▶ **AIM OF THE TASK**
Word for word, copy all the data and drop the pictures.

▶ **SUPPLIED MATERIAL**
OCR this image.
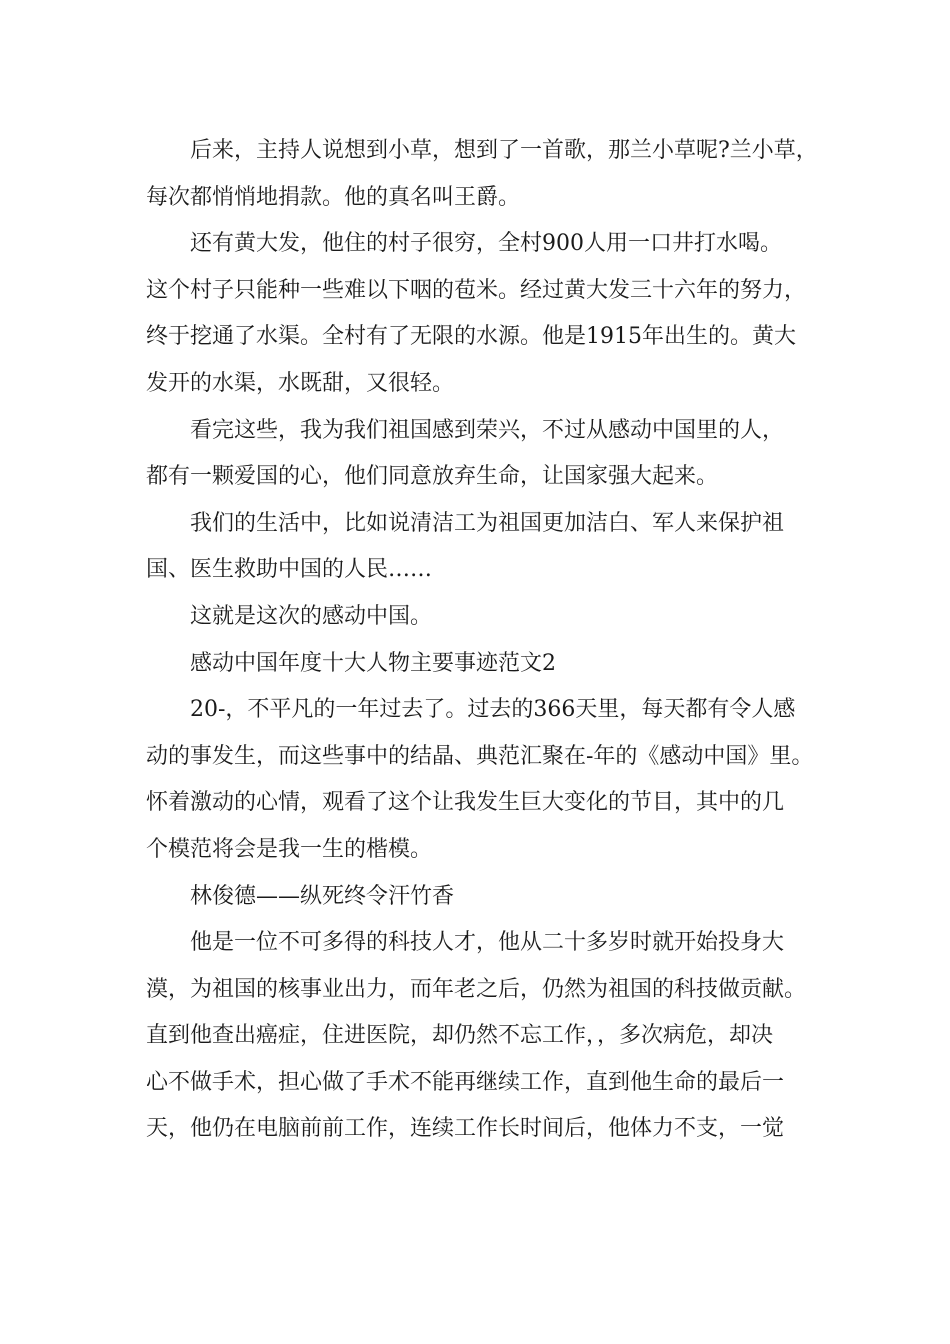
后来，主持人说想到小草，想到了一首歌，那兰小草呢?兰小草，
每次都悄悄地捐款。他的真名叫王爵。

还有黄大发，他住的村子很穷，全村900人用一口井打水喝。
这个村子只能种一些难以下咽的苞米。经过黄大发三十六年的努力，
终于挖通了水渠。全村有了无限的水源。他是1915年出生的。黄大
发开的水渠，水既甜，又很轻。

看完这些，我为我们祖国感到荣兴，不过从感动中国里的人，
都有一颗爱国的心，他们同意放弃生命，让国家强大起来。

我们的生活中，比如说清洁工为祖国更加洁白、军人来保护祖
国、医生救助中国的人民……

这就是这次的感动中国。

感动中国年度十大人物主要事迹范文2

20-，不平凡的一年过去了。过去的366天里，每天都有令人感
动的事发生，而这些事中的结晶、典范汇聚在-年的《感动中国》里。
怀着激动的心情，观看了这个让我发生巨大变化的节目，其中的几
个模范将会是我一生的楷模。

林俊德——纵死终令汗竹香

他是一位不可多得的科技人才，他从二十多岁时就开始投身大
漠，为祖国的核事业出力，而年老之后，仍然为祖国的科技做贡献。
直到他查出癌症，住进医院，却仍然不忘工作，，多次病危，却决
心不做手术，担心做了手术不能再继续工作，直到他生命的最后一
天，他仍在电脑前前工作，连续工作长时间后，他体力不支，一觉
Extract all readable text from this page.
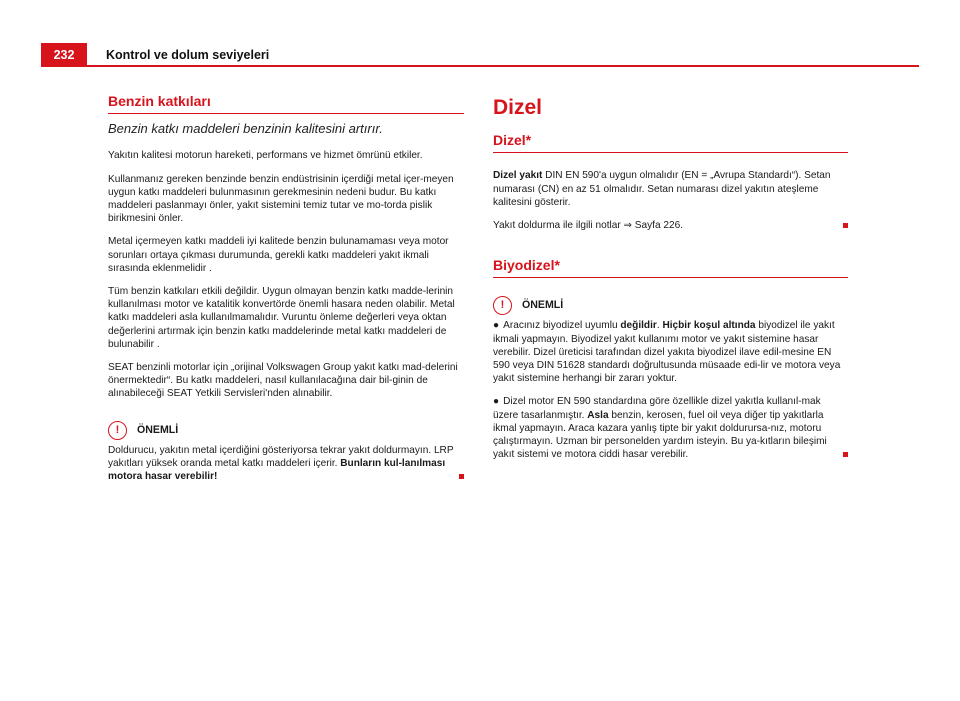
232	Kontrol ve dolum seviyeleri
Benzin katkıları
Benzin katkı maddeleri benzinin kalitesini artırır.

Yakıtın kalitesi motorun hareketi, performans ve hizmet ömrünü etkiler.

Kullanmanız gereken benzinde benzin endüstrisinin içerdiği metal içer-meyen uygun katkı maddeleri bulunmasının gerekmesinin nedeni budur. Bu katkı maddeleri paslanmayı önler, yakıt sistemini temiz tutar ve mo-torda pislik birikmesini önler.

Metal içermeyen katkı maddeli iyi kalitede benzin bulunamaması veya motor sorunları ortaya çıkması durumunda, gerekli katkı maddeleri yakıt ikmali sırasında eklenmelidir .

Tüm benzin katkıları etkili değildir. Uygun olmayan benzin katkı madde-lerinin kullanılması motor ve katalitik konvertörde önemli hasara neden olabilir. Metal katkı maddeleri asla kullanılmamalıdır. Vuruntu önleme değerleri veya oktan değerlerini artırmak için benzin katkı maddelerinde metal katkı maddeleri de bulunabilir .

SEAT benzinli motorlar için „orijinal Volkswagen Group yakıt katkı mad-delerini önermektedir“. Bu katkı maddeleri, nasıl kullanılacağına dair bil-ginin de alınabileceği SEAT Yetkili Servisleri'nden alınabilir.

!	ÖNEMLİ

Doldurucu, yakıtın metal içerdiğini gösteriyorsa tekrar yakıt doldurmayın. LRP yakıtları yüksek oranda metal katkı maddeleri içerir. Bunların kul-lanılması motora hasar verebilir!

Dizel
Dizel*

Dizel yakıt DIN EN 590'a uygun olmalıdır (EN = „Avrupa Standardı“). Setan numarası (CN) en az 51 olmalıdır. Setan numarası dizel yakıtın ateşleme kalitesini gösterir.

Yakıt doldurma ile ilgili notlar ⇒ Sayfa 226.

Biyodizel*
!	ÖNEMLİ

● Aracınız biyodizel uyumlu değildir. Hiçbir koşul altında biyodizel ile yakıt ikmali yapmayın. Biyodizel yakıt kullanımı motor ve yakıt sistemine hasar verebilir. Dizel üreticisi tarafından dizel yakıta biyodizel ilave edil-mesine EN 590 veya DIN 51628 standardı doğrultusunda müsaade edi-lir ve motora veya yakıt sistemine herhangi bir zararı yoktur.

● Dizel motor EN 590 standardına göre özellikle dizel yakıtla kullanıl-mak üzere tasarlanmıştır. Asla benzin, kerosen, fuel oil veya diğer tip yakıtlarla ikmal yapmayın. Araca kazara yanlış tipte bir yakıt doldurursa-nız, motoru çalıştırmayın. Uzman bir personelden yardım isteyin. Bu ya-kıtların bileşimi yakıt sistemi ve motora ciddi hasar verebilir.
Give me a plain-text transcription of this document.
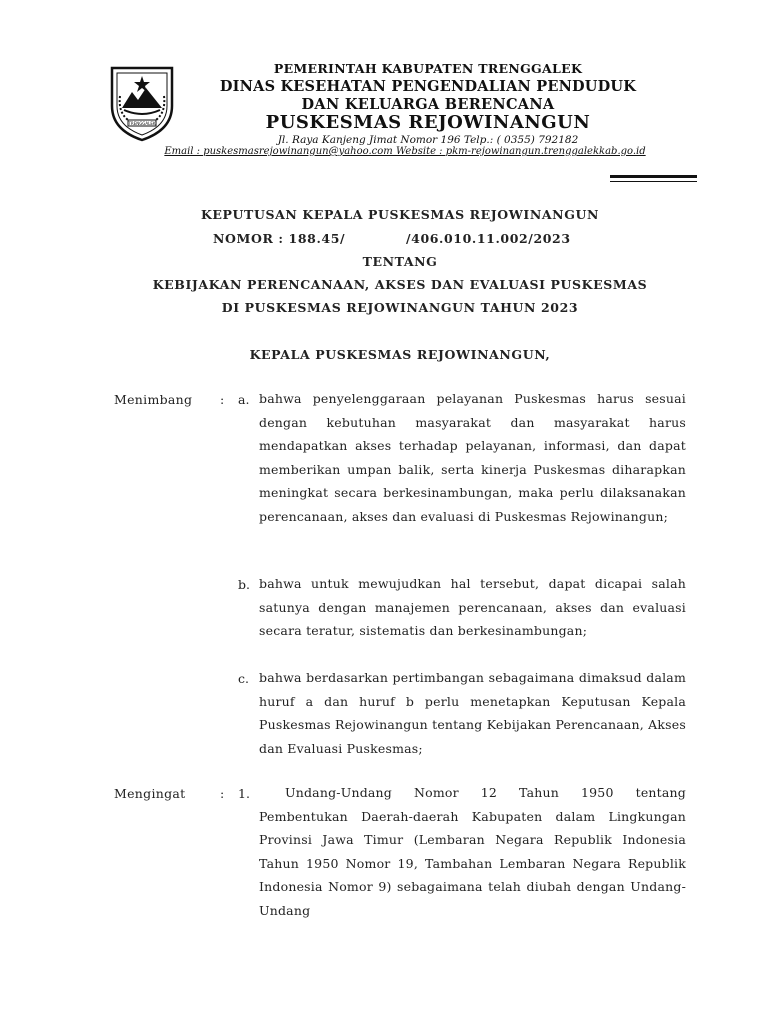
TRENGGALEK
PEMERINTAH KABUPATEN TRENGGALEK
DINAS KESEHATAN PENGENDALIAN PENDUDUK
DAN KELUARGA BERENCANA
PUSKESMAS REJOWINANGUN
Jl. Raya Kanjeng Jimat Nomor 196 Telp.: ( 0355) 792182
Email : puskesmasrejowinangun@yahoo.com Website : pkm-rejowinangun.trenggalekkab.go.id
KEPUTUSAN KEPALA PUSKESMAS REJOWINANGUN
NOMOR : 188.45/	/406.010.11.002/2023
TENTANG
KEBIJAKAN PERENCANAAN, AKSES DAN EVALUASI PUSKESMAS
DI PUSKESMAS REJOWINANGUN TAHUN 2023
KEPALA PUSKESMAS REJOWINANGUN,
Menimbang : a. bahwa penyelenggaraan pelayanan Puskesmas harus sesuai dengan kebutuhan masyarakat dan masyarakat harus mendapatkan akses terhadap pelayanan, informasi, dan dapat memberikan umpan balik, serta kinerja Puskesmas diharapkan meningkat secara berkesinambungan, maka perlu dilaksanakan perencanaan, akses dan evaluasi di Puskesmas Rejowinangun;
b. bahwa untuk mewujudkan hal tersebut, dapat dicapai salah satunya dengan manajemen perencanaan, akses dan evaluasi secara teratur, sistematis dan berkesinambungan;
c. bahwa berdasarkan pertimbangan sebagaimana dimaksud dalam huruf a dan huruf b perlu menetapkan Keputusan Kepala Puskesmas Rejowinangun tentang Kebijakan Perencanaan, Akses dan Evaluasi Puskesmas;
Mengingat	: 1.	Undang-Undang Nomor 12 Tahun 1950 tentang Pembentukan Daerah-daerah Kabupaten dalam Lingkungan Provinsi Jawa Timur (Lembaran Negara Republik Indonesia Tahun 1950 Nomor 19, Tambahan Lembaran Negara Republik Indonesia Nomor 9) sebagaimana telah diubah dengan Undang-Undang
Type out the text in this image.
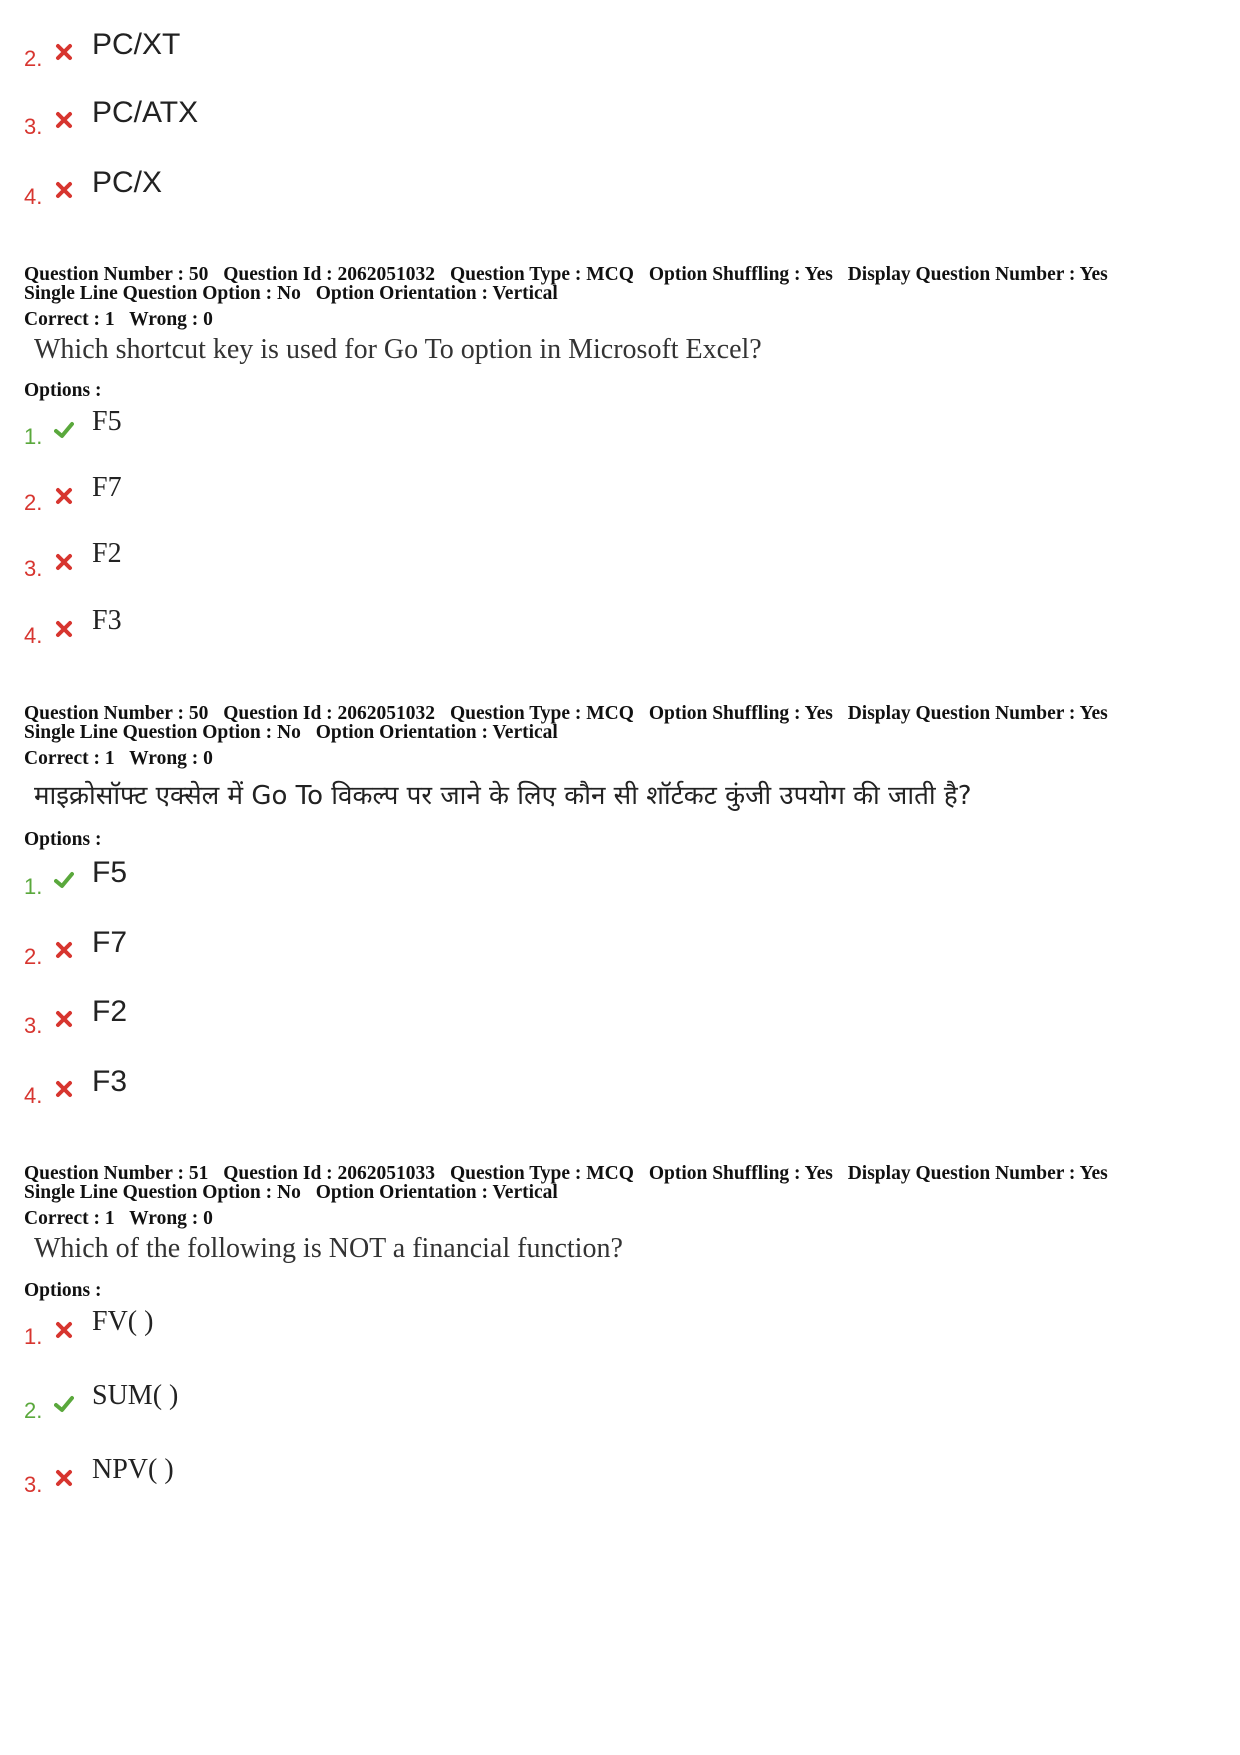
2. PC/XT
3. PC/ATX
4. PC/X
Question Number : 50 Question Id : 2062051032 Question Type : MCQ Option Shuffling : Yes Display Question Number : Yes
Single Line Question Option : No Option Orientation : Vertical
Correct : 1 Wrong : 0
Which shortcut key is used for Go To option in Microsoft Excel?
Options :
1. F5
2. F7
3. F2
4. F3
Question Number : 50 Question Id : 2062051032 Question Type : MCQ Option Shuffling : Yes Display Question Number : Yes
Single Line Question Option : No Option Orientation : Vertical
Correct : 1 Wrong : 0
माइक्रोसॉफ्ट एक्सेल में Go To विकल्प पर जाने के लिए कौन सी शॉर्टकट कुंजी उपयोग की जाती है?
Options :
1. F5
2. F7
3. F2
4. F3
Question Number : 51 Question Id : 2062051033 Question Type : MCQ Option Shuffling : Yes Display Question Number : Yes
Single Line Question Option : No Option Orientation : Vertical
Correct : 1 Wrong : 0
Which of the following is NOT a financial function?
Options :
1. FV( )
2. SUM( )
3. NPV( )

▶ **SOLUTION TO THIS PROBLEM**
OCR this image.
后来，主持人说想到小草，想到了一首歌，那兰小草呢?兰小草，
每次都悄悄地捐款。他的真名叫王爵。

还有黄大发，他住的村子很穷，全村900人用一口井打水喝。
这个村子只能种一些难以下咽的苞米。经过黄大发三十六年的努力，
终于挖通了水渠。全村有了无限的水源。他是1915年出生的。黄大
发开的水渠，水既甜，又很轻。

看完这些，我为我们祖国感到荣兴，不过从感动中国里的人，
都有一颗爱国的心，他们同意放弃生命，让国家强大起来。

我们的生活中，比如说清洁工为祖国更加洁白、军人来保护祖
国、医生救助中国的人民……

这就是这次的感动中国。

感动中国年度十大人物主要事迹范文2

20-，不平凡的一年过去了。过去的366天里，每天都有令人感
动的事发生，而这些事中的结晶、典范汇聚在-年的《感动中国》里。
怀着激动的心情，观看了这个让我发生巨大变化的节目，其中的几
个模范将会是我一生的楷模。

林俊德——纵死终令汗竹香

他是一位不可多得的科技人才，他从二十多岁时就开始投身大
漠，为祖国的核事业出力，而年老之后，仍然为祖国的科技做贡献。
直到他查出癌症，住进医院，却仍然不忘工作，，多次病危，却决
心不做手术，担心做了手术不能再继续工作，直到他生命的最后一
天，他仍在电脑前前工作，连续工作长时间后，他体力不支，一觉
Extract all readable text from this page.
232	Kontrol ve dolum seviyeleri
Benzin katkıları
Benzin katkı maddeleri benzinin kalitesini artırır.

Yakıtın kalitesi motorun hareketi, performans ve hizmet ömrünü etkiler.

Kullanmanız gereken benzinde benzin endüstrisinin içerdiği metal içer-meyen uygun katkı maddeleri bulunmasının gerekmesinin nedeni budur. Bu katkı maddeleri paslanmayı önler, yakıt sistemini temiz tutar ve mo-torda pislik birikmesini önler.

Metal içermeyen katkı maddeli iyi kalitede benzin bulunamaması veya motor sorunları ortaya çıkması durumunda, gerekli katkı maddeleri yakıt ikmali sırasında eklenmelidir .

Tüm benzin katkıları etkili değildir. Uygun olmayan benzin katkı madde-lerinin kullanılması motor ve katalitik konvertörde önemli hasara neden olabilir. Metal katkı maddeleri asla kullanılmamalıdır. Vuruntu önleme değerleri veya oktan değerlerini artırmak için benzin katkı maddelerinde metal katkı maddeleri de bulunabilir .

SEAT benzinli motorlar için „orijinal Volkswagen Group yakıt katkı mad-delerini önermektedir“. Bu katkı maddeleri, nasıl kullanılacağına dair bil-ginin de alınabileceği SEAT Yetkili Servisleri'nden alınabilir.

!	ÖNEMLİ

Doldurucu, yakıtın metal içerdiğini gösteriyorsa tekrar yakıt doldurmayın. LRP yakıtları yüksek oranda metal katkı maddeleri içerir. Bunların kul-lanılması motora hasar verebilir!

Dizel
Dizel*

Dizel yakıt DIN EN 590'a uygun olmalıdır (EN = „Avrupa Standardı“). Setan numarası (CN) en az 51 olmalıdır. Setan numarası dizel yakıtın ateşleme kalitesini gösterir.

Yakıt doldurma ile ilgili notlar ⇒ Sayfa 226.

Biyodizel*
!	ÖNEMLİ

● Aracınız biyodizel uyumlu değildir. Hiçbir koşul altında biyodizel ile yakıt ikmali yapmayın. Biyodizel yakıt kullanımı motor ve yakıt sistemine hasar verebilir. Dizel üreticisi tarafından dizel yakıta biyodizel ilave edil-mesine EN 590 veya DIN 51628 standardı doğrultusunda müsaade edi-lir ve motora veya yakıt sistemine herhangi bir zararı yoktur.

● Dizel motor EN 590 standardına göre özellikle dizel yakıtla kullanıl-mak üzere tasarlanmıştır. Asla benzin, kerosen, fuel oil veya diğer tip yakıtlarla ikmal yapmayın. Araca kazara yanlış tipte bir yakıt doldurursa-nız, motoru çalıştırmayın. Uzman bir personelden yardım isteyin. Bu ya-kıtların bileşimi yakıt sistemi ve motora ciddi hasar verebilir.
Give me a plain-text transcription of this document.
TRENGGALEK
PEMERINTAH KABUPATEN TRENGGALEK
DINAS KESEHATAN PENGENDALIAN PENDUDUK
DAN KELUARGA BERENCANA
PUSKESMAS REJOWINANGUN
Jl. Raya Kanjeng Jimat Nomor 196 Telp.: ( 0355) 792182
Email : puskesmasrejowinangun@yahoo.com Website : pkm-rejowinangun.trenggalekkab.go.id
KEPUTUSAN KEPALA PUSKESMAS REJOWINANGUN
NOMOR : 188.45/	/406.010.11.002/2023
TENTANG
KEBIJAKAN PERENCANAAN, AKSES DAN EVALUASI PUSKESMAS
DI PUSKESMAS REJOWINANGUN TAHUN 2023
KEPALA PUSKESMAS REJOWINANGUN,
Menimbang : a. bahwa penyelenggaraan pelayanan Puskesmas harus sesuai dengan kebutuhan masyarakat dan masyarakat harus mendapatkan akses terhadap pelayanan, informasi, dan dapat memberikan umpan balik, serta kinerja Puskesmas diharapkan meningkat secara berkesinambungan, maka perlu dilaksanakan perencanaan, akses dan evaluasi di Puskesmas Rejowinangun;
b. bahwa untuk mewujudkan hal tersebut, dapat dicapai salah satunya dengan manajemen perencanaan, akses dan evaluasi secara teratur, sistematis dan berkesinambungan;
c. bahwa berdasarkan pertimbangan sebagaimana dimaksud dalam huruf a dan huruf b perlu menetapkan Keputusan Kepala Puskesmas Rejowinangun tentang Kebijakan Perencanaan, Akses dan Evaluasi Puskesmas;
Mengingat	: 1.	Undang-Undang Nomor 12 Tahun 1950 tentang Pembentukan Daerah-daerah Kabupaten dalam Lingkungan Provinsi Jawa Timur (Lembaran Negara Republik Indonesia Tahun 1950 Nomor 19, Tambahan Lembaran Negara Republik Indonesia Nomor 9) sebagaimana telah diubah dengan Undang-Undang
Type out the text in this image.
2. PC/XT
3. PC/ATX
4. PC/X
Question Number : 50 Question Id : 2062051032 Question Type : MCQ Option Shuffling : Yes Display Question Number : Yes
Single Line Question Option : No Option Orientation : Vertical
Correct : 1 Wrong : 0
Which shortcut key is used for Go To option in Microsoft Excel?
Options :
1. F5
2. F7
3. F2
4. F3
Question Number : 50 Question Id : 2062051032 Question Type : MCQ Option Shuffling : Yes Display Question Number : Yes
Single Line Question Option : No Option Orientation : Vertical
Correct : 1 Wrong : 0
माइक्रोसॉफ्ट एक्सेल में Go To विकल्प पर जाने के लिए कौन सी शॉर्टकट कुंजी उपयोग की जाती है?
Options :
1. F5
2. F7
3. F2
4. F3
Question Number : 51 Question Id : 2062051033 Question Type : MCQ Option Shuffling : Yes Display Question Number : Yes
Single Line Question Option : No Option Orientation : Vertical
Correct : 1 Wrong : 0
Which of the following is NOT a financial function?
Options :
1. FV( )
2. SUM( )
3. NPV( )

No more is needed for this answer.